CHALLENGE »
Extract the records below word for word and ignore the images.

── DATA PROVIDED ──

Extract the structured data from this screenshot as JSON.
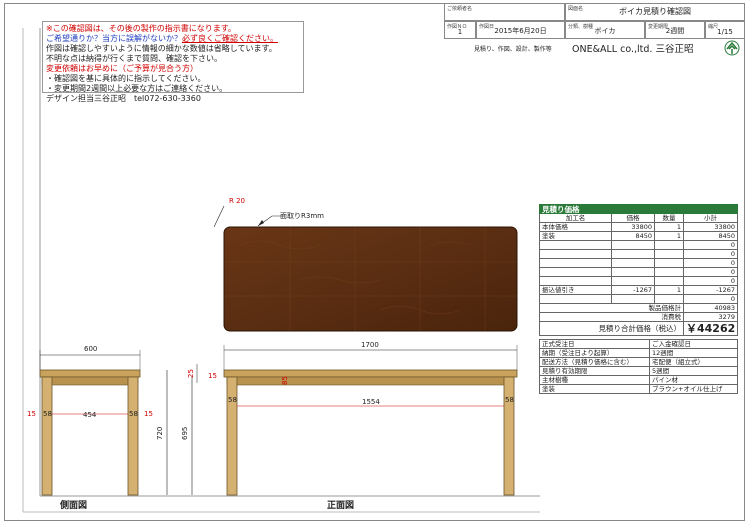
{
  "notes": {
    "line1": "※この確認図は、その後の製作の指示書になります。",
    "line2a": "ご希望通りか？当方に誤解がないか？",
    "line2b": "必ず良くご確認ください。",
    "line3": "作図は確認しやすいように情報の細かな数値は省略しています。",
    "line4": "不明な点は納得が行くまで質問、確認を下さい。",
    "line5": "変更依頼はお早めに（ご予算が見合う方）",
    "line6": "・確認図を基に具体的に指示してください。",
    "line7": "・変更期間2週間以上必要な方はご連絡ください。",
    "line8": "デザイン担当三谷正昭　tel072-630-3360"
  },
  "title_block": {
    "customer_label": "ご依頼者名",
    "drawing_name_label": "図面名",
    "drawing_name": "ボイカ見積り確認図",
    "drawing_no_label": "作図ＮＯ",
    "drawing_no": "1",
    "date_label": "作図日",
    "date": "2015年6月20日",
    "category_label": "分類、樹種",
    "category": "ボイカ",
    "change_label": "変更期限",
    "change_period": "2週間",
    "scale_label": "縮尺",
    "scale": "1/15",
    "services": "見積り、作図、設計、製作等",
    "company": "ONE&ALL co.,ltd. 三谷正昭"
  },
  "drawing": {
    "radius_label": "R 20",
    "chamfer_label": "面取りR3mm",
    "side_view_label": "側面図",
    "front_view_label": "正面図",
    "dims": {
      "side_width": "600",
      "side_inner": "454",
      "side_leg_left": "15",
      "side_leg_left2": "58",
      "side_leg_right": "58",
      "side_leg_right2": "15",
      "height_total": "720",
      "height_under": "695",
      "top_thickness": "25",
      "front_width": "1700",
      "front_inner": "1554",
      "front_overhang": "15",
      "front_leg_left": "58",
      "front_leg_right": "58",
      "apron": "85"
    }
  },
  "estimate": {
    "title": "見積り価格",
    "col_item": "加工名",
    "col_price": "価格",
    "col_qty": "数量",
    "col_subtotal": "小計",
    "rows": [
      {
        "item": "本体価格",
        "price": "33800",
        "qty": "1",
        "subtotal": "33800"
      },
      {
        "item": "塗装",
        "price": "8450",
        "qty": "1",
        "subtotal": "8450"
      },
      {
        "item": "",
        "price": "",
        "qty": "",
        "subtotal": "0"
      },
      {
        "item": "",
        "price": "",
        "qty": "",
        "subtotal": "0"
      },
      {
        "item": "",
        "price": "",
        "qty": "",
        "subtotal": "0"
      },
      {
        "item": "",
        "price": "",
        "qty": "",
        "subtotal": "0"
      },
      {
        "item": "",
        "price": "",
        "qty": "",
        "subtotal": "0"
      },
      {
        "item": "振込値引き",
        "price": "-1267",
        "qty": "1",
        "subtotal": "-1267"
      },
      {
        "item": "",
        "price": "",
        "qty": "",
        "subtotal": "0"
      }
    ],
    "product_total_label": "製品価格計",
    "product_total": "40983",
    "tax_label": "消費税",
    "tax": "3279",
    "grand_label": "見積り合計価格（税込）",
    "grand_total": "￥44262",
    "info": [
      {
        "label": "正式受注日",
        "value": "ご入金確認日"
      },
      {
        "label": "納期（受注日より起算）",
        "value": "12週間"
      },
      {
        "label": "配送方法（見積り価格に含む）",
        "value": "宅配便（組立式）"
      },
      {
        "label": "見積り有効期限",
        "value": "5週間"
      },
      {
        "label": "主材樹種",
        "value": "パイン材"
      },
      {
        "label": "塗装",
        "value": "ブラウン+オイル仕上げ"
      }
    ]
  },
  "colors": {
    "wood_dark": "#5a2e12",
    "wood_light": "#c9a35c",
    "header_green": "#2a7a3a",
    "note_red": "#d00000",
    "note_blue": "#2040c0"
  }
}
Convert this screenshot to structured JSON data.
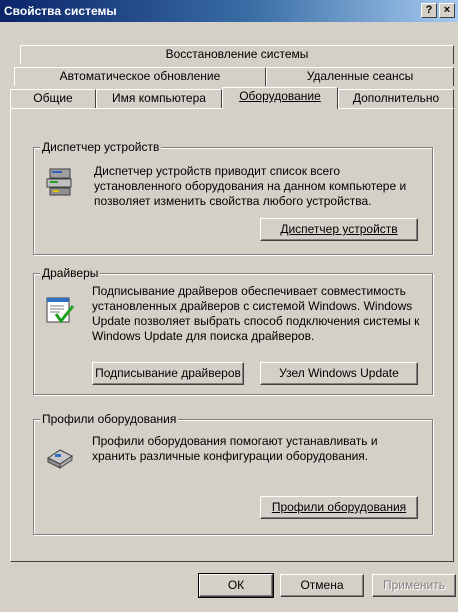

───

TASK RESPONSE »
Extract the structured data from this screenshot as JSON.
{
  "notes": {
    "line1": "※この確認図は、その後の製作の指示書になります。",
    "line2a": "ご希望通りか？当方に誤解がないか？",
    "line2b": "必ず良くご確認ください。",
    "line3": "作図は確認しやすいように情報の細かな数値は省略しています。",
    "line4": "不明な点は納得が行くまで質問、確認を下さい。",
    "line5": "変更依頼はお早めに（ご予算が見合う方）",
    "line6": "・確認図を基に具体的に指示してください。",
    "line7": "・変更期間2週間以上必要な方はご連絡ください。",
    "line8": "デザイン担当三谷正昭　tel072-630-3360"
  },
  "title_block": {
    "customer_label": "ご依頼者名",
    "drawing_name_label": "図面名",
    "drawing_name": "ボイカ見積り確認図",
    "drawing_no_label": "作図ＮＯ",
    "drawing_no": "1",
    "date_label": "作図日",
    "date": "2015年6月20日",
    "category_label": "分類、樹種",
    "category": "ボイカ",
    "change_label": "変更期限",
    "change_period": "2週間",
    "scale_label": "縮尺",
    "scale": "1/15",
    "services": "見積り、作図、設計、製作等",
    "company": "ONE&ALL co.,ltd. 三谷正昭"
  },
  "drawing": {
    "radius_label": "R 20",
    "chamfer_label": "面取りR3mm",
    "side_view_label": "側面図",
    "front_view_label": "正面図",
    "dims": {
      "side_width": "600",
      "side_inner": "454",
      "side_leg_left": "15",
      "side_leg_left2": "58",
      "side_leg_right": "58",
      "side_leg_right2": "15",
      "height_total": "720",
      "height_under": "695",
      "top_thickness": "25",
      "front_width": "1700",
      "front_inner": "1554",
      "front_overhang": "15",
      "front_leg_left": "58",
      "front_leg_right": "58",
      "apron": "85"
    }
  },
  "estimate": {
    "title": "見積り価格",
    "col_item": "加工名",
    "col_price": "価格",
    "col_qty": "数量",
    "col_subtotal": "小計",
    "rows": [
      {
        "item": "本体価格",
        "price": "33800",
        "qty": "1",
        "subtotal": "33800"
      },
      {
        "item": "塗装",
        "price": "8450",
        "qty": "1",
        "subtotal": "8450"
      },
      {
        "item": "",
        "price": "",
        "qty": "",
        "subtotal": "0"
      },
      {
        "item": "",
        "price": "",
        "qty": "",
        "subtotal": "0"
      },
      {
        "item": "",
        "price": "",
        "qty": "",
        "subtotal": "0"
      },
      {
        "item": "",
        "price": "",
        "qty": "",
        "subtotal": "0"
      },
      {
        "item": "",
        "price": "",
        "qty": "",
        "subtotal": "0"
      },
      {
        "item": "振込値引き",
        "price": "-1267",
        "qty": "1",
        "subtotal": "-1267"
      },
      {
        "item": "",
        "price": "",
        "qty": "",
        "subtotal": "0"
      }
    ],
    "product_total_label": "製品価格計",
    "product_total": "40983",
    "tax_label": "消費税",
    "tax": "3279",
    "grand_label": "見積り合計価格（税込）",
    "grand_total": "￥44262",
    "info": [
      {
        "label": "正式受注日",
        "value": "ご入金確認日"
      },
      {
        "label": "納期（受注日より起算）",
        "value": "12週間"
      },
      {
        "label": "配送方法（見積り価格に含む）",
        "value": "宅配便（組立式）"
      },
      {
        "label": "見積り有効期限",
        "value": "5週間"
      },
      {
        "label": "主材樹種",
        "value": "パイン材"
      },
      {
        "label": "塗装",
        "value": "ブラウン+オイル仕上げ"
      }
    ]
  },
  "colors": {
    "wood_dark": "#5a2e12",
    "wood_light": "#c9a35c",
    "header_green": "#2a7a3a",
    "note_red": "#d00000",
    "note_blue": "#2040c0"
  }
}
Convert this screenshot to structured JSON data.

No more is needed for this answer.